Work required: Exactly as written, retype the listing below, omitting the pictures.

Source records:
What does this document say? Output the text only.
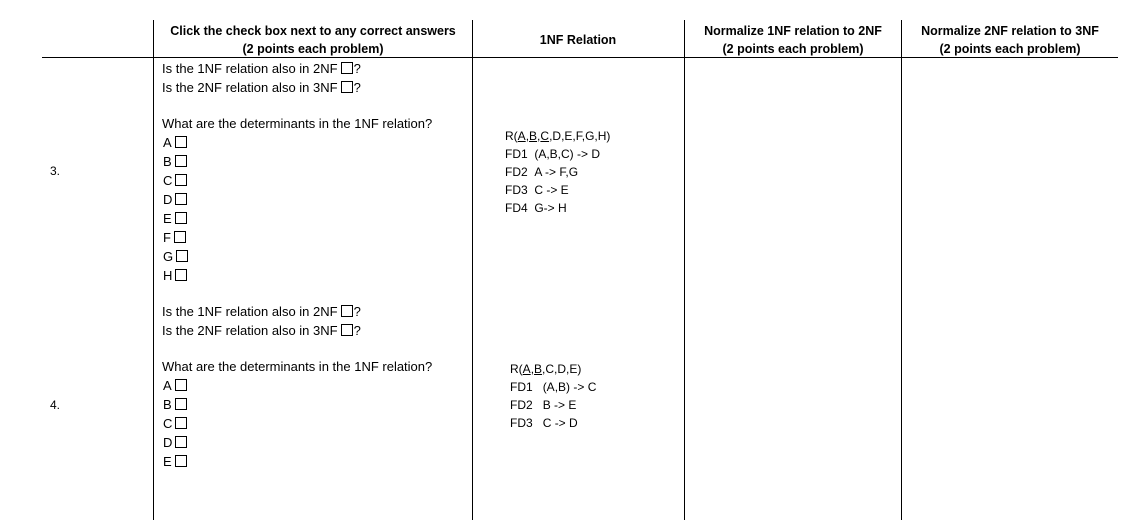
Click the check box next to any correct answers
(2 points each problem)
1NF Relation
Normalize 1NF relation to 2NF
(2 points each problem)
Normalize 2NF relation to 3NF
(2 points each problem)
3.
Is the 1NF relation also in 2NF ?
Is the 2NF relation also in 3NF ?
What are the determinants in the 1NF relation?
A
B
C
D
E
F
G
H
R(A,B,C,D,E,F,G,H)
FD1 (A,B,C) -> D
FD2 A -> F,G
FD3 C -> E
FD4 G-> H
4.
Is the 1NF relation also in 2NF ?
Is the 2NF relation also in 3NF ?
What are the determinants in the 1NF relation?
A
B
C
D
E
R(A,B,C,D,E)
FD1 (A,B) -> C
FD2 B -> E
FD3 C -> D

Response:
What does this document say? Output the text only.
Click the check box next to any correct answers
(2 points each problem)
1NF Relation
Normalize 1NF relation to 2NF
(2 points each problem)
Normalize 2NF relation to 3NF
(2 points each problem)
3.
Is the 1NF relation also in 2NF ?
Is the 2NF relation also in 3NF ?
What are the determinants in the 1NF relation?
A
B
C
D
E
F
G
H
R(A,B,C,D,E,F,G,H)
FD1 (A,B,C) -> D
FD2 A -> F,G
FD3 C -> E
FD4 G-> H
4.
Is the 1NF relation also in 2NF ?
Is the 2NF relation also in 3NF ?
What are the determinants in the 1NF relation?
A
B
C
D
E
R(A,B,C,D,E)
FD1 (A,B) -> C
FD2 B -> E
FD3 C -> D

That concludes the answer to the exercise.